SHEFFIELD, UK—A model comparing costs and effectiveness of the biologics currently covered for treating rheumatoid arthritis (RA) in US Medicare beneficiaries has shown that etanercept (ETN) (Enbrel®, Amgen/Wyeth Pharmaceuticals) and adalimumab (ADA) (Humira®, Abbott Laboratories) are both more cost-effective than infliximab (INF) (Remicade®, Centocor, Inc); anakinra (ANA) (Kineret®, Amgen Inc) is less costly but also less effective. The study by Allan J. Wailoo, PhD, et al is reported in Arthritis & Rheumatism.1

“ETN, ADA, and INF were similar in terms of effectiveness, but INF was more costly. If decision makers are willing to pay a maximum of $50,000/QALY [quality-adjusted life year], the probability that INF is cost-effective is <1%.”—Allan J. Wailoo, PhD.
“ETN, ADA, and INF were similar in terms of effectiveness, but INF was more costly. If decision makers are willing to pay a maximum of $50,000/QALYs [quality-adjusted life years], the probability that INF is cost-effective is <1%,” said Dr. Wailoo, who is at the University of Sheffield in the UK.


The study, which was funded by the US Department of Health and Human Services’ Agency for Healthcare Research and Quality, used data from a meta-analysis of randomized controlled trials and from a large longitudinal outcomes databank to develop a cost-effectiveness model for the 4 biologic agents currently covered by the Medicare prescription drug program.

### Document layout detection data

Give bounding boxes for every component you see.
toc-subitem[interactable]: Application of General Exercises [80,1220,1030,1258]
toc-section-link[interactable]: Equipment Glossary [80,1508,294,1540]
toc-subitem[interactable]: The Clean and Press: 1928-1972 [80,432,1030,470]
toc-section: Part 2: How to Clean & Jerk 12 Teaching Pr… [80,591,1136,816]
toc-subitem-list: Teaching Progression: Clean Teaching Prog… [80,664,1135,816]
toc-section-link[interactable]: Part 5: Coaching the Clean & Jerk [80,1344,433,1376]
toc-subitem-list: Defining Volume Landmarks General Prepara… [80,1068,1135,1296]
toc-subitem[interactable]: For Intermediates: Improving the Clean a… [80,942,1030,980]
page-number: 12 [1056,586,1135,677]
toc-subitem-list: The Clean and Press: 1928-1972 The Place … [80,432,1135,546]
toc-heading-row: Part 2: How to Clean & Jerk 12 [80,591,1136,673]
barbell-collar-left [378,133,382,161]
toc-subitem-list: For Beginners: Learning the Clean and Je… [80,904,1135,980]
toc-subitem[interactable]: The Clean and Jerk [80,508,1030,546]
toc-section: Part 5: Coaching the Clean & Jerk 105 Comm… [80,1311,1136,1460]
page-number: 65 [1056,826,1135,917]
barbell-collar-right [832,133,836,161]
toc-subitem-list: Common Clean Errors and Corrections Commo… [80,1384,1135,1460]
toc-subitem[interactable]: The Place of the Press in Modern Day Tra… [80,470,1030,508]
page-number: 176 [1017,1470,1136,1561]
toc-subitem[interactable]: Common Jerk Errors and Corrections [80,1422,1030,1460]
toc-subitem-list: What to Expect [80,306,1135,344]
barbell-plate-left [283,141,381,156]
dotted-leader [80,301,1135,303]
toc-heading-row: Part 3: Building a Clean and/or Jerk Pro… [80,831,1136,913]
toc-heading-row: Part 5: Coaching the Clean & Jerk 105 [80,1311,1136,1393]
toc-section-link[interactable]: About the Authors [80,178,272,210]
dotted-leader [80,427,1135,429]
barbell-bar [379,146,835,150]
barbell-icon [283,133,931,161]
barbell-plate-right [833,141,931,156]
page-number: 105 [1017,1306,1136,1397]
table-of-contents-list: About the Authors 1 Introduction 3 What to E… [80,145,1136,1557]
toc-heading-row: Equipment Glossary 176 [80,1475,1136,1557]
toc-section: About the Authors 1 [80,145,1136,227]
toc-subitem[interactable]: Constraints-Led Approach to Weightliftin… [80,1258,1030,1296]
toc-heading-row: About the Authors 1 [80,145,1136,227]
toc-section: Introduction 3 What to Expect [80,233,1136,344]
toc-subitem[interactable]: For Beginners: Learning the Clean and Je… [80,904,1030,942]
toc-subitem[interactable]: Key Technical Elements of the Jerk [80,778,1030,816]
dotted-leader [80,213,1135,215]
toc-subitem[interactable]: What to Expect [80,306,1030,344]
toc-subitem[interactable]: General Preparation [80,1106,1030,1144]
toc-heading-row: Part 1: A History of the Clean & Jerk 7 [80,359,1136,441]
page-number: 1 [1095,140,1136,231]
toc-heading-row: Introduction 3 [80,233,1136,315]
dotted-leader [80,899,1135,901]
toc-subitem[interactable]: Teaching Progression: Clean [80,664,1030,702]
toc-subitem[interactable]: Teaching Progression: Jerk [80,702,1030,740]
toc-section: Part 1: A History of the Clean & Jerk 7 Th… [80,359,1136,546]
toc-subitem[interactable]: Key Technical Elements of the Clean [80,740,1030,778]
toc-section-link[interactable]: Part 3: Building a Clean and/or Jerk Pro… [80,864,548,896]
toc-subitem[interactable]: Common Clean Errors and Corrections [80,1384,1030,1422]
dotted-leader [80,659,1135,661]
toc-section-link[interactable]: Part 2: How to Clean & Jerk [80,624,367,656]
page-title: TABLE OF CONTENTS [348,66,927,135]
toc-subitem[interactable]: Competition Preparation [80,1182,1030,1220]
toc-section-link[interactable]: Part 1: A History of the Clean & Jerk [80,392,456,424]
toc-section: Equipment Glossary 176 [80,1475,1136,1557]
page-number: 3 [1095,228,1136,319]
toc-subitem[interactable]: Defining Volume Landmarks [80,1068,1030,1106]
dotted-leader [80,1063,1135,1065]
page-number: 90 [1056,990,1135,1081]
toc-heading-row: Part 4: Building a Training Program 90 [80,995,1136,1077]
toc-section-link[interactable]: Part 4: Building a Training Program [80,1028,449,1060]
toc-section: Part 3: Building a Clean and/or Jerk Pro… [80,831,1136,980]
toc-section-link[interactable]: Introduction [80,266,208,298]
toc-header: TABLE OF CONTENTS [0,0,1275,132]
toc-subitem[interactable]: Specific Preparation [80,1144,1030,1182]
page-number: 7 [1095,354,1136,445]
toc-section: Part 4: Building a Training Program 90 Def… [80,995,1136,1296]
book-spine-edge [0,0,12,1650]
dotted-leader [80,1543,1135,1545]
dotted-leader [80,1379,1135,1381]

### DIRECTIONS
- 1) Copy everything from "SHEFFIELD, UK—A model" down to "J. Wailoo, PhD." in the rheumatoid arthritis article.
- 2) Recast the paragraph of the rheumatoid arthritis article that begins "SHEFFIELD, UK—A model comparing" as a short bulleted list of its main facts.

### ANSWERS
- 1)
SHEFFIELD, UK—A model comparing costs and effectiveness of the biologics currently covered for treating rheumatoid arthritis (RA) in US Medicare beneficiaries has shown that etanercept (ETN) (Enbrel®, Amgen/Wyeth Pharmaceuticals) and adalimumab (ADA) (Humira®, Abbott Laboratories) are both more cost-effective than infliximab (INF) (Remicade®, Centocor, Inc); anakinra (ANA) (Kineret®, Amgen Inc) is less costly but also less effective. The study by Allan J. Wailoo, PhD, et al is reported in Arthritis & Rheumatism.1

“ETN, ADA, and INF were similar in terms of effectiveness, but INF was more costly. If decision makers are willing to pay a maximum of $50,000/QALY [quality-adjusted life year], the probability that INF is cost-effective is <1%.”—Allan J. Wailoo, PhD.

- 2)
- A model compared the costs and effectiveness of the biologics covered for treating rheumatoid arthritis (RA) in US Medicare beneficiaries.
- Etanercept (Enbrel®) and adalimumab (Humira®) were both more cost-effective than infliximab (Remicade®).
- Anakinra (Kineret®) was less costly but also less effective.
- The study, by Allan J. Wailoo, PhD, et al, is reported in Arthritis & Rheumatism.